YOUR GOAL: Search the listing for the string "this" and copy every line that contains it.

+++++

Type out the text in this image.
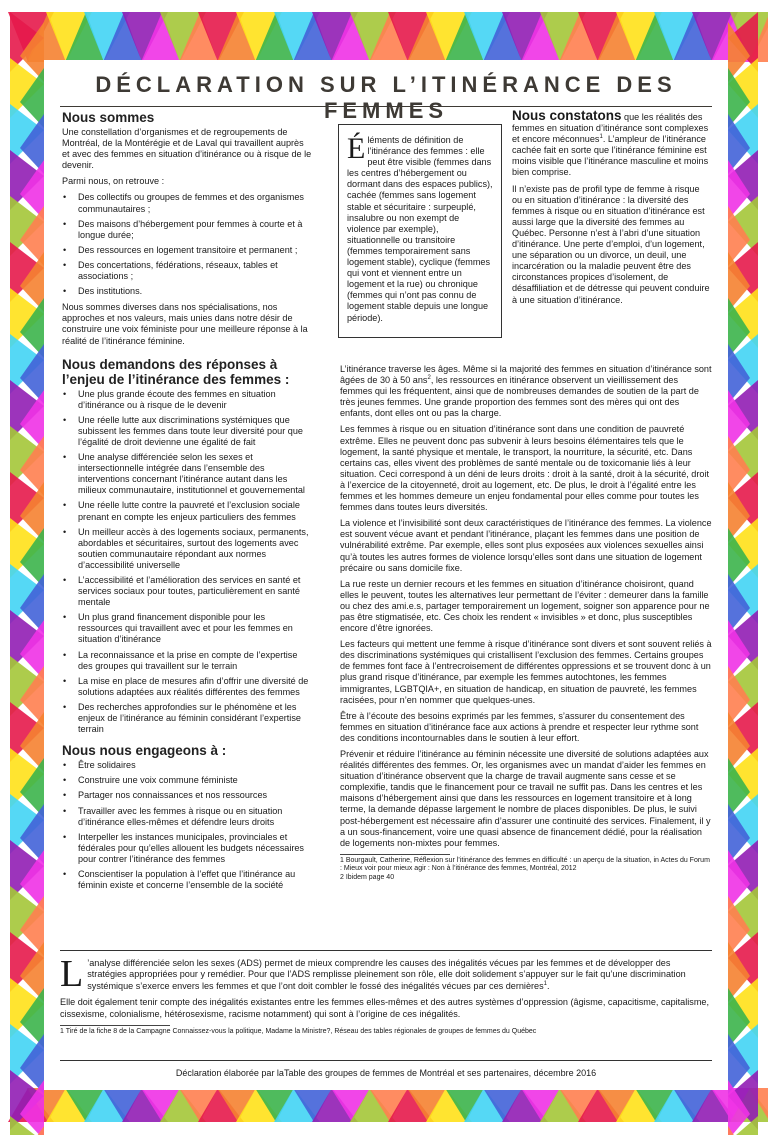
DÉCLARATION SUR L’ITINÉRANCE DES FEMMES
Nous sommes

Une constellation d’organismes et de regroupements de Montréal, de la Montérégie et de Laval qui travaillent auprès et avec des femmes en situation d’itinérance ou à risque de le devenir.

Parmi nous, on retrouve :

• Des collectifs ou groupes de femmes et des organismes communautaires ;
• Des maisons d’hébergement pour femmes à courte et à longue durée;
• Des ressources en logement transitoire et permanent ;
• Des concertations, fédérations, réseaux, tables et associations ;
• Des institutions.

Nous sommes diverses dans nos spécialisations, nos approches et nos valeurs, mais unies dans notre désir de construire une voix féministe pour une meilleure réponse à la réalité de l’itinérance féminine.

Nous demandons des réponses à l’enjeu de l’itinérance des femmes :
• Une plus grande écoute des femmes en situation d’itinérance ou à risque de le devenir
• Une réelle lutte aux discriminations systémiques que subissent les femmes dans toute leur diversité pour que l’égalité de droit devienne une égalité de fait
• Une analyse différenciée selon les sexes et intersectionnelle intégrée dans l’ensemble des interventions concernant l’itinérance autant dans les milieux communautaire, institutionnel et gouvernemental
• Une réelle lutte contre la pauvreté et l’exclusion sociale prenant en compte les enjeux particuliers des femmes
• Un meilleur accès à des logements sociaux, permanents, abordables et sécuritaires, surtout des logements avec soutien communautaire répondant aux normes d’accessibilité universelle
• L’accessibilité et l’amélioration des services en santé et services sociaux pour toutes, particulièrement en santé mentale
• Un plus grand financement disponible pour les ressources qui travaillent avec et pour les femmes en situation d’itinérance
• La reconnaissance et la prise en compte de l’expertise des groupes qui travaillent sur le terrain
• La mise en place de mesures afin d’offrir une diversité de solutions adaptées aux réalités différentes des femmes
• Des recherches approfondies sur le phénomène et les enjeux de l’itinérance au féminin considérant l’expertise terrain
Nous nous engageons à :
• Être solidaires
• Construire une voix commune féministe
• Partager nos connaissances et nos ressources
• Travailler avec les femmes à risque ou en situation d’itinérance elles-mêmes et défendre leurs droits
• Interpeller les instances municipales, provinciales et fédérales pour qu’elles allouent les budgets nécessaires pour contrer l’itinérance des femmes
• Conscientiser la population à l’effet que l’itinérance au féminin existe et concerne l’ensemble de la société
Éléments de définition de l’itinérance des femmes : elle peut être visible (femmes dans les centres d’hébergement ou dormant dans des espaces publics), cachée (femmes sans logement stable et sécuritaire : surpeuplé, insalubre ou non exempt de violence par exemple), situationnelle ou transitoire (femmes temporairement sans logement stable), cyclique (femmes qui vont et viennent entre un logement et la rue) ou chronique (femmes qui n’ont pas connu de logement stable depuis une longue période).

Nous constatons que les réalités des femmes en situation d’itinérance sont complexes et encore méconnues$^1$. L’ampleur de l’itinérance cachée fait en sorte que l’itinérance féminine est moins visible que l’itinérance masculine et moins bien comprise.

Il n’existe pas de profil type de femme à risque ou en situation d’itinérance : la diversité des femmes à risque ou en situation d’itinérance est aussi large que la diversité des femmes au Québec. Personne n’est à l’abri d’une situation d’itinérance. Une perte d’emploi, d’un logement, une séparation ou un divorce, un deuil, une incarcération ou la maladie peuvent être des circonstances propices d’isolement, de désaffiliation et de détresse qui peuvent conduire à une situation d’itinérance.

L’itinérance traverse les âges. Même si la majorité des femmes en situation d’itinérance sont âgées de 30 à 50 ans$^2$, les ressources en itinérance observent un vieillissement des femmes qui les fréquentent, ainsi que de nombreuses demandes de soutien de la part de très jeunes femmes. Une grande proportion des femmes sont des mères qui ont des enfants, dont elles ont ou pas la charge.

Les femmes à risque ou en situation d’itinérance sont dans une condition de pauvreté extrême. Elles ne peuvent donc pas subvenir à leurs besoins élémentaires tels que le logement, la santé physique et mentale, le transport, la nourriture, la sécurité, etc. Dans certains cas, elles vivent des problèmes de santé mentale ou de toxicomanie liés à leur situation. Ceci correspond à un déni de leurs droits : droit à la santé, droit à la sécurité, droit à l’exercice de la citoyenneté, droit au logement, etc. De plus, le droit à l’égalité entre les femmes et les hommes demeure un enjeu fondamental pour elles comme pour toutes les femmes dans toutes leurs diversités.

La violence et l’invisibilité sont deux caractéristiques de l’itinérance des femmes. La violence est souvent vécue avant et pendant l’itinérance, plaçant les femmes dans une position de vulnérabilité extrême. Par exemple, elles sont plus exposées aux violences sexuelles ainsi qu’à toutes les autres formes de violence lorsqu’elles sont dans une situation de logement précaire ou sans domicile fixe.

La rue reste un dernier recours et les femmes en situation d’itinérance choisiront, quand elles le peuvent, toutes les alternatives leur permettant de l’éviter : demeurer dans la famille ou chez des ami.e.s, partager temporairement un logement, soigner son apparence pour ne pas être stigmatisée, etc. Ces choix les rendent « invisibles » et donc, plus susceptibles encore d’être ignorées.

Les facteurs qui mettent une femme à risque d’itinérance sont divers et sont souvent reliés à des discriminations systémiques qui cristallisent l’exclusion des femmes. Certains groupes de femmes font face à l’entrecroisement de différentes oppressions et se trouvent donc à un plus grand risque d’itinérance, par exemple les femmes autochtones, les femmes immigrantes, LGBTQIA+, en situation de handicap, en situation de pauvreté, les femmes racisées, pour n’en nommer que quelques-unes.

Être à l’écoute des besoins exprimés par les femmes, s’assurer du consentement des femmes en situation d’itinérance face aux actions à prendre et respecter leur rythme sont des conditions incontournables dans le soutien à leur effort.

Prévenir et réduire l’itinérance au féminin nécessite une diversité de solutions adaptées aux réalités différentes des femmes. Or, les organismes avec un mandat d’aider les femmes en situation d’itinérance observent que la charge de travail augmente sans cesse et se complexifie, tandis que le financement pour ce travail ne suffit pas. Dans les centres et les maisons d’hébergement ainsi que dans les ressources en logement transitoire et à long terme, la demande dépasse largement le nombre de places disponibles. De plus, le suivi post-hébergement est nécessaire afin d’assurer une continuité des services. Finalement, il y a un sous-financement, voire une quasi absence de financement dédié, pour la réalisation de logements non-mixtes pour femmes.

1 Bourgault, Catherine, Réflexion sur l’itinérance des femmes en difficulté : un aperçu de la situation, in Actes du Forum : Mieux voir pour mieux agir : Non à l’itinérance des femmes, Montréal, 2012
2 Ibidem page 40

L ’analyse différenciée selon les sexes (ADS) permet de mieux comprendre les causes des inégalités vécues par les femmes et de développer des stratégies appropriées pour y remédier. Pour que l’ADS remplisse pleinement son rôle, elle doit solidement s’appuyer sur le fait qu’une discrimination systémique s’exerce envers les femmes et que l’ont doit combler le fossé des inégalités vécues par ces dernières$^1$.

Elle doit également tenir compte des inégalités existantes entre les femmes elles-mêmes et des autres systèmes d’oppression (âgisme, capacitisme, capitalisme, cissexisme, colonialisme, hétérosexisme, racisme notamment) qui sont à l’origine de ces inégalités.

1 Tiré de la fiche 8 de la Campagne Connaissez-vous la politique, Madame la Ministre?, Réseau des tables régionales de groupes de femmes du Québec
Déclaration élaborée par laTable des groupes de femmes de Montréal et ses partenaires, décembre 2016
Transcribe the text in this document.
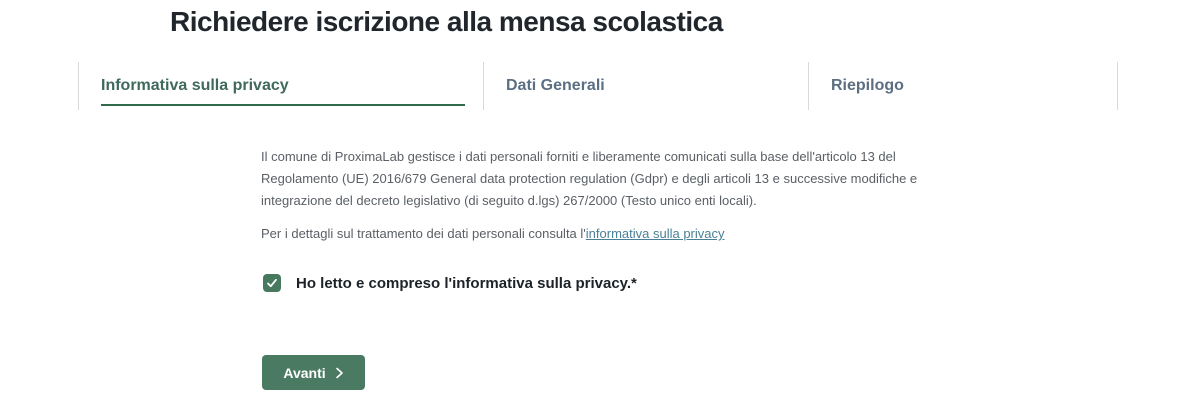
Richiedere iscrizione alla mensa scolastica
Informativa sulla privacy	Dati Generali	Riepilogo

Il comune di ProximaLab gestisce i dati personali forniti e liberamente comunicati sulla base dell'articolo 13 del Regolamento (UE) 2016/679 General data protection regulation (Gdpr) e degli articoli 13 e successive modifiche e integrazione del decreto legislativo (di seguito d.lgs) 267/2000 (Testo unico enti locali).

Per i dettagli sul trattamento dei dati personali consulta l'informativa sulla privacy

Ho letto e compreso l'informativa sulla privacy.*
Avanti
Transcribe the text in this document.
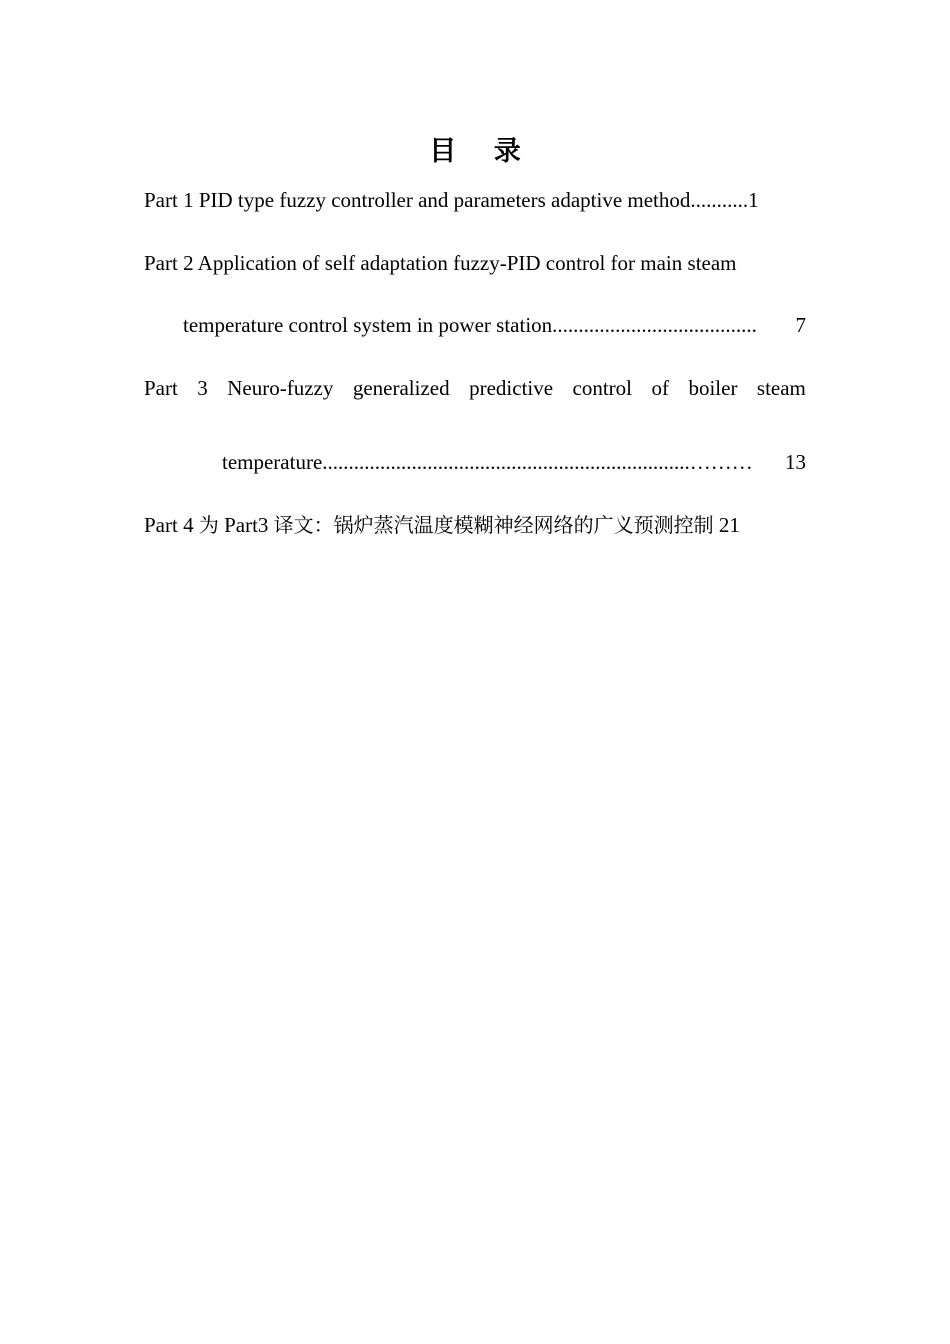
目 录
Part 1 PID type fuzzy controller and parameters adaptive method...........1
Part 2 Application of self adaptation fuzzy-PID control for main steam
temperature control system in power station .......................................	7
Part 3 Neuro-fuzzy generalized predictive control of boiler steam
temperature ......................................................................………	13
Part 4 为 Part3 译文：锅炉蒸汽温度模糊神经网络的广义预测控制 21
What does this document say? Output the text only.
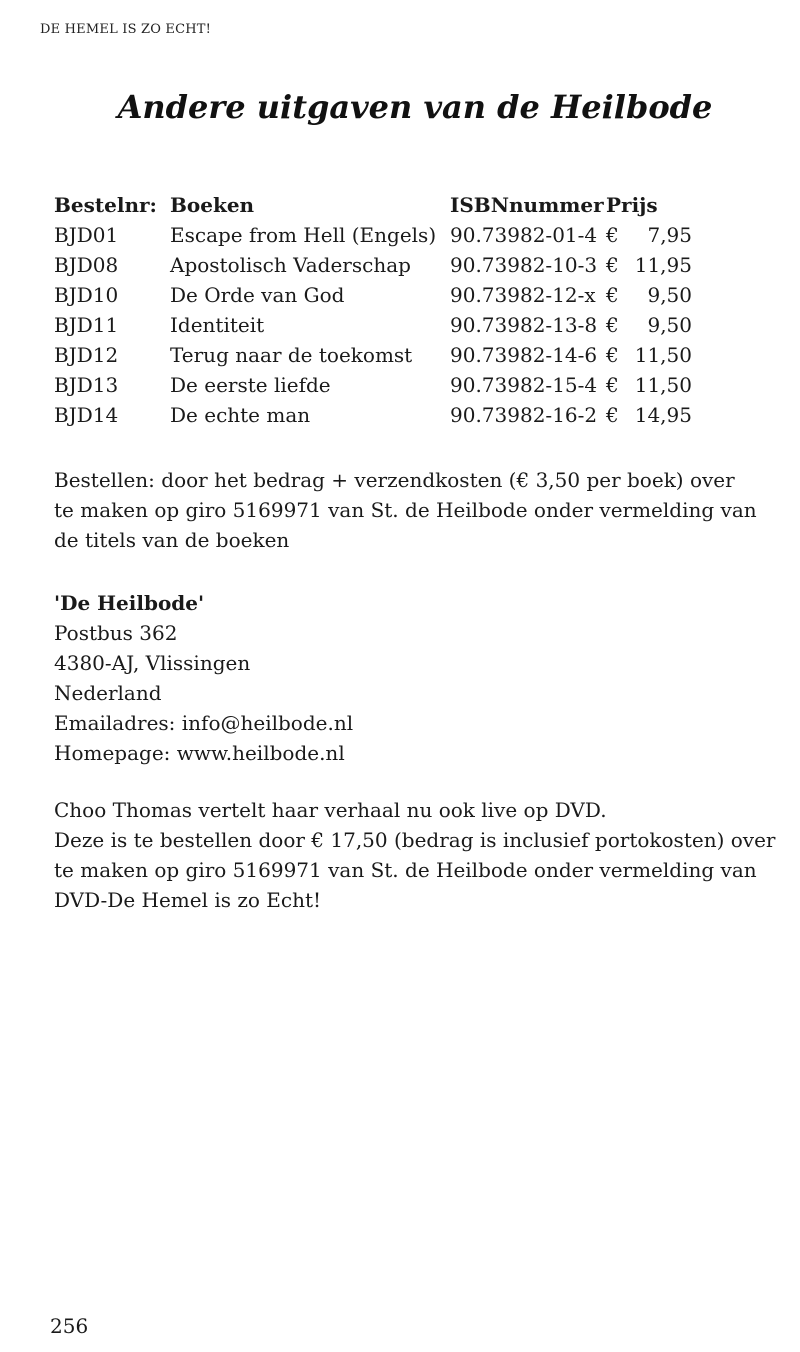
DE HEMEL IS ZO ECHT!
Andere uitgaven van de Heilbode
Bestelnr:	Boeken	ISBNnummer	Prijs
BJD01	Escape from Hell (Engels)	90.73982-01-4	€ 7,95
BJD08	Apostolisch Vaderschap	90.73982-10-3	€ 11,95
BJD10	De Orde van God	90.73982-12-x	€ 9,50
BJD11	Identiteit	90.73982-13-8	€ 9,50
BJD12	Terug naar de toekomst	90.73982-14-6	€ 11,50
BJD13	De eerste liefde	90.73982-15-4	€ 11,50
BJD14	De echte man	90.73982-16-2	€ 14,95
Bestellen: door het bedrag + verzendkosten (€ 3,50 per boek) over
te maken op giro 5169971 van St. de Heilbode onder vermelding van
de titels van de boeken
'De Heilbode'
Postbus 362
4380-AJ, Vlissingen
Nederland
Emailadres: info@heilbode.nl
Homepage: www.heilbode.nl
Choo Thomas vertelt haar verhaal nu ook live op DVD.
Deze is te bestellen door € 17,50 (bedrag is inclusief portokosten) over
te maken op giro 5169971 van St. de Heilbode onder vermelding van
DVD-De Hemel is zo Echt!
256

+++++

TASK RESULT:
Type out the text in this image.
Transcribe the text in this document.
Transcribe the text in this document.
What does this document say? Output the text only.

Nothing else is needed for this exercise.